[Extracted records]
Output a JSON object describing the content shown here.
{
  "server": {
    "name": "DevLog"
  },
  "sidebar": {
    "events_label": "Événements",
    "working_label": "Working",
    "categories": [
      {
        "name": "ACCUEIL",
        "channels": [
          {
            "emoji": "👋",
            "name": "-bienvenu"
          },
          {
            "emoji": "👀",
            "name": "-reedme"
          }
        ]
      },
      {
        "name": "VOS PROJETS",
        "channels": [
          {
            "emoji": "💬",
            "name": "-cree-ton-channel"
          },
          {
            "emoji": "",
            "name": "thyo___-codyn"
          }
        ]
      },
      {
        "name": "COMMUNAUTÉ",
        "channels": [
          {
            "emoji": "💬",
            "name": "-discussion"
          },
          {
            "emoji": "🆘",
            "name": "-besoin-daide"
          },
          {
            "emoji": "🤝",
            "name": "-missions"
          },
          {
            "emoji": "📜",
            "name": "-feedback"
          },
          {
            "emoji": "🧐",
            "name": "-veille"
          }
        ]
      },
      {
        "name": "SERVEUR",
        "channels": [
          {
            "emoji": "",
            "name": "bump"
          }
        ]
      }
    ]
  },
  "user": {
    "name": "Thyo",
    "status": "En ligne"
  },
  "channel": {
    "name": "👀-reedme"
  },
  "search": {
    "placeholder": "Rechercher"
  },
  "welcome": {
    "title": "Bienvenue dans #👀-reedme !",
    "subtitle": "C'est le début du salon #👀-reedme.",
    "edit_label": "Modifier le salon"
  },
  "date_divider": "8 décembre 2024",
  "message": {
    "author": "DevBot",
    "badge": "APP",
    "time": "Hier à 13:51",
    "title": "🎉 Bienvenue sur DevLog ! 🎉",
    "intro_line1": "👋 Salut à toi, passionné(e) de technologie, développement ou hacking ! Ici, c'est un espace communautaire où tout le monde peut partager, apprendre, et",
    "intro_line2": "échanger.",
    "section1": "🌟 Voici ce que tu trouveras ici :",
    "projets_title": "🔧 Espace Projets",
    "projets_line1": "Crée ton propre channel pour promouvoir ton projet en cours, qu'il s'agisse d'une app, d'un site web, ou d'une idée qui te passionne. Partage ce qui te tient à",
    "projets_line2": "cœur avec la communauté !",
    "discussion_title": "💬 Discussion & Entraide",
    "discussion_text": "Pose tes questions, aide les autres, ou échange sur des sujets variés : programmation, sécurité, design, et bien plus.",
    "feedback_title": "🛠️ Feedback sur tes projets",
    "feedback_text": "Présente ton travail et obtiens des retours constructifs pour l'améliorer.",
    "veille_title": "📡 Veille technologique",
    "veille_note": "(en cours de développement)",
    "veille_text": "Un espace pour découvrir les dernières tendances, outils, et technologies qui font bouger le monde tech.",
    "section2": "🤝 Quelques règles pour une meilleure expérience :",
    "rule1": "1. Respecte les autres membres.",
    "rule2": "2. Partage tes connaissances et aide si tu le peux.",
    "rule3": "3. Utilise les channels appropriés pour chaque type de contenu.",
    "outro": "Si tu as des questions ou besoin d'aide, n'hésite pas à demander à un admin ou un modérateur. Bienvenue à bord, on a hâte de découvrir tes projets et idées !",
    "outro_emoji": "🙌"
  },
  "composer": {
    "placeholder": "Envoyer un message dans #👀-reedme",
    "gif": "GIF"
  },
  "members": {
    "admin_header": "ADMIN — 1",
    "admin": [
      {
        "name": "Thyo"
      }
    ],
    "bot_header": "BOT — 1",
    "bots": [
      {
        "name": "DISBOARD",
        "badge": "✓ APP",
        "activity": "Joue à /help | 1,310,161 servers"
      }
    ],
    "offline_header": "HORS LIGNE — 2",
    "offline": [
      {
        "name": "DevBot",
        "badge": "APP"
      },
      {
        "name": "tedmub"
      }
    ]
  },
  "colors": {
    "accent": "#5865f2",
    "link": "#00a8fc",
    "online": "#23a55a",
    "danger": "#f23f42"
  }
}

■ **Exercise**: Determine how many lines above contain "reedme" as a word or string. Give the number alone.

■ **Result of the exercise**: 5